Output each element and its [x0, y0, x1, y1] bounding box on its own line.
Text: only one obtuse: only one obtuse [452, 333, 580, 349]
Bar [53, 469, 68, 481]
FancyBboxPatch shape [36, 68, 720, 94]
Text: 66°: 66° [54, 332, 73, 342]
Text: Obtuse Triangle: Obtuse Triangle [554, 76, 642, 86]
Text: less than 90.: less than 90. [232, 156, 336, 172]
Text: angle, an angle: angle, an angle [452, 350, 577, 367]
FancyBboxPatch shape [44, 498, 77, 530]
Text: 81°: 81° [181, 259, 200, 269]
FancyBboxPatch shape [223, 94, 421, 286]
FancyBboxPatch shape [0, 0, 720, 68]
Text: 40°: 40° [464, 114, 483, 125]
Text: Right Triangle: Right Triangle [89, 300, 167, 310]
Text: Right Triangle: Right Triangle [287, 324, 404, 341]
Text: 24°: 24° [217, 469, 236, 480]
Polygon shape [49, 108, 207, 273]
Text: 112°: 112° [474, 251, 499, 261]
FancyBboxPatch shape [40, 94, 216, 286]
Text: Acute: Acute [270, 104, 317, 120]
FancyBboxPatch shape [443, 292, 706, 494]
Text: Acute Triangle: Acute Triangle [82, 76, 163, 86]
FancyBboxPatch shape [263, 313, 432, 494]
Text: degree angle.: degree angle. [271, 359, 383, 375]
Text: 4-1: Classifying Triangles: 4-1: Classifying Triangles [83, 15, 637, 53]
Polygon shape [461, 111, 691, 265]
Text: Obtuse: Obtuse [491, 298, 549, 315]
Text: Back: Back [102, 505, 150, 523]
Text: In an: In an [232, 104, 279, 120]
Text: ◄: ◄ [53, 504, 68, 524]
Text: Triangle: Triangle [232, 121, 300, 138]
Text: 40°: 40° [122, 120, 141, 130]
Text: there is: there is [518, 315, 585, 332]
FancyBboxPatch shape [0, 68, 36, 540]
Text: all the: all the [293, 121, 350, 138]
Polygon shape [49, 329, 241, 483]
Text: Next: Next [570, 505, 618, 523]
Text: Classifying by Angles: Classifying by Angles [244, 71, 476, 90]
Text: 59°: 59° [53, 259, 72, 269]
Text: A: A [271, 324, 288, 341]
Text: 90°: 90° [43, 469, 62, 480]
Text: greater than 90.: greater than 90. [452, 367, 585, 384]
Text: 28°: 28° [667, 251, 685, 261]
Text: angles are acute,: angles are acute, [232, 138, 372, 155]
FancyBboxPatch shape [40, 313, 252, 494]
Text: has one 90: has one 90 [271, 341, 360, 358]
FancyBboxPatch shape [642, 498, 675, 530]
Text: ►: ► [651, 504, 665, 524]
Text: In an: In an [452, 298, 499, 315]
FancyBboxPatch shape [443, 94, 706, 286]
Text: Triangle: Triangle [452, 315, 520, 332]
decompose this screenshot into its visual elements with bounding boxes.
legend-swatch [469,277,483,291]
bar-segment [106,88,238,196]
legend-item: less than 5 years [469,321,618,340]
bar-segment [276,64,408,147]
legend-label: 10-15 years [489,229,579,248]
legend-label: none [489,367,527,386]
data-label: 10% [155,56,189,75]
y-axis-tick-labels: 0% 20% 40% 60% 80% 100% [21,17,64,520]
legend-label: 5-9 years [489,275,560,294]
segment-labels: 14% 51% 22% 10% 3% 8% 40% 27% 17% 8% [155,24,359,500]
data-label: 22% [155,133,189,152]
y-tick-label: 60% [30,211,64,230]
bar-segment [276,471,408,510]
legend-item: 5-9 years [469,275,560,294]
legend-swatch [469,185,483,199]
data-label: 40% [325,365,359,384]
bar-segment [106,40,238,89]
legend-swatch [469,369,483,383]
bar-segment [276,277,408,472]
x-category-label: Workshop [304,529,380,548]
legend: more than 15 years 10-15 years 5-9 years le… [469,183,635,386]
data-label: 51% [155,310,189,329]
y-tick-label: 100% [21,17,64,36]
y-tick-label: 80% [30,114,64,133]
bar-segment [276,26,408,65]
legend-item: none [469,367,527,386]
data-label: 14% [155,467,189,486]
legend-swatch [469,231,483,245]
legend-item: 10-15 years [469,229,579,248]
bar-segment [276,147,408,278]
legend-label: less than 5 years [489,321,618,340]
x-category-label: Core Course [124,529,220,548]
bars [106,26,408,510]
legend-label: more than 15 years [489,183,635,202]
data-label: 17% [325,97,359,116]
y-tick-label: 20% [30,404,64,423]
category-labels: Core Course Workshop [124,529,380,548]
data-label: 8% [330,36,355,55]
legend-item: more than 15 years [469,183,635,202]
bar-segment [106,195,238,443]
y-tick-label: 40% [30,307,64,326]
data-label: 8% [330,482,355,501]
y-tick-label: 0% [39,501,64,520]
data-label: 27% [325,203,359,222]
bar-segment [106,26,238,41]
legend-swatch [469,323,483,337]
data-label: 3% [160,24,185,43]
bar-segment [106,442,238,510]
════════
항목의 맨 처음 줄에서 시작해 "Text: less than"가 들어 있는 줄로 끝나는 부분만, 양 끝 줄을 포함하여 번호 목록으로 나타내세요. 빈 줄은 빼세요.

# [답변]
1. Output each element and its [x0, y0, x1, y1] bounding box on its own line.
2. Text: only one obtuse: only one obtuse [452, 333, 580, 349]
3. Bar [53, 469, 68, 481]
4. FancyBboxPatch shape [36, 68, 720, 94]
5. Text: 66°: 66° [54, 332, 73, 342]
6. Text: Obtuse Triangle: Obtuse Triangle [554, 76, 642, 86]
7. Text: less than 90.: less than 90. [232, 156, 336, 172]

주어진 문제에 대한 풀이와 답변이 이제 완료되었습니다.